→ Extracted material:

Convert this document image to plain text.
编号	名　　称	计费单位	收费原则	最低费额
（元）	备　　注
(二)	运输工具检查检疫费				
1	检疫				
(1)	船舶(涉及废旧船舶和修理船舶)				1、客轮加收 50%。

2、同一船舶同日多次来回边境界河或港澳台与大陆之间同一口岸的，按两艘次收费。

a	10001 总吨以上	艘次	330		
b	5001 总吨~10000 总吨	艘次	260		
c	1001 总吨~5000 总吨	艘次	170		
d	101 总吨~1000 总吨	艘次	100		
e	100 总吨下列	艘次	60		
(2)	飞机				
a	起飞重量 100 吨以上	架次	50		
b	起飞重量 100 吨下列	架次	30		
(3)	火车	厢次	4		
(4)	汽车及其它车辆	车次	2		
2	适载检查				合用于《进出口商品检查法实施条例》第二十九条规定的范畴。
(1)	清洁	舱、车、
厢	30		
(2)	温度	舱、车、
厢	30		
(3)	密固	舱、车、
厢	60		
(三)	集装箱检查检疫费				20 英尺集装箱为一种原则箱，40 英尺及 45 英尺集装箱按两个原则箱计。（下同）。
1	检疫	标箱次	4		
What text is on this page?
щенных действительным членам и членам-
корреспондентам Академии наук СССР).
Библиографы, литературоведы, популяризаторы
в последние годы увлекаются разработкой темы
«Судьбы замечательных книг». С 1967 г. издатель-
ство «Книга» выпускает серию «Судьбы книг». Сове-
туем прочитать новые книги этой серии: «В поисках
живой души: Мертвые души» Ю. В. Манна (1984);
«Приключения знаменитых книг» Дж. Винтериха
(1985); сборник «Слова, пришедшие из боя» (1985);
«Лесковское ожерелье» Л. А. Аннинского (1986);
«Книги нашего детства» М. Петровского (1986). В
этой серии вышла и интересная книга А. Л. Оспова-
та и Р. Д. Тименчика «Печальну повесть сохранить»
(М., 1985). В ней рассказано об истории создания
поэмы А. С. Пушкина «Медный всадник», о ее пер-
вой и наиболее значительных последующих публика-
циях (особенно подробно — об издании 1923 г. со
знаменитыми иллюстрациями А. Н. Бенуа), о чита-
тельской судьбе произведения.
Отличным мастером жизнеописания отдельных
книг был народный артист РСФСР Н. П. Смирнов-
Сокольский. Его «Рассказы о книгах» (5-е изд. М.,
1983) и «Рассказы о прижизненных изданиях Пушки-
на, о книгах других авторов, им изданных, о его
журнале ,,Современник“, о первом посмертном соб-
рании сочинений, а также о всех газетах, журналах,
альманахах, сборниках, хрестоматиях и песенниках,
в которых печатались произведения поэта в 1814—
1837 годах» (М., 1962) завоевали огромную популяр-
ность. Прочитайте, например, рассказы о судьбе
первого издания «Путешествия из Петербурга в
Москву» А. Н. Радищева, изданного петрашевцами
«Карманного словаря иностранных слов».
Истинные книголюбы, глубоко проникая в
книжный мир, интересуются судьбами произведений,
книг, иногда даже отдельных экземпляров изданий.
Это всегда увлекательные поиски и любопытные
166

→ Directions:
Give back only a number, the number of lines where the string "произведения" occurs.

→ Exercise answer:
2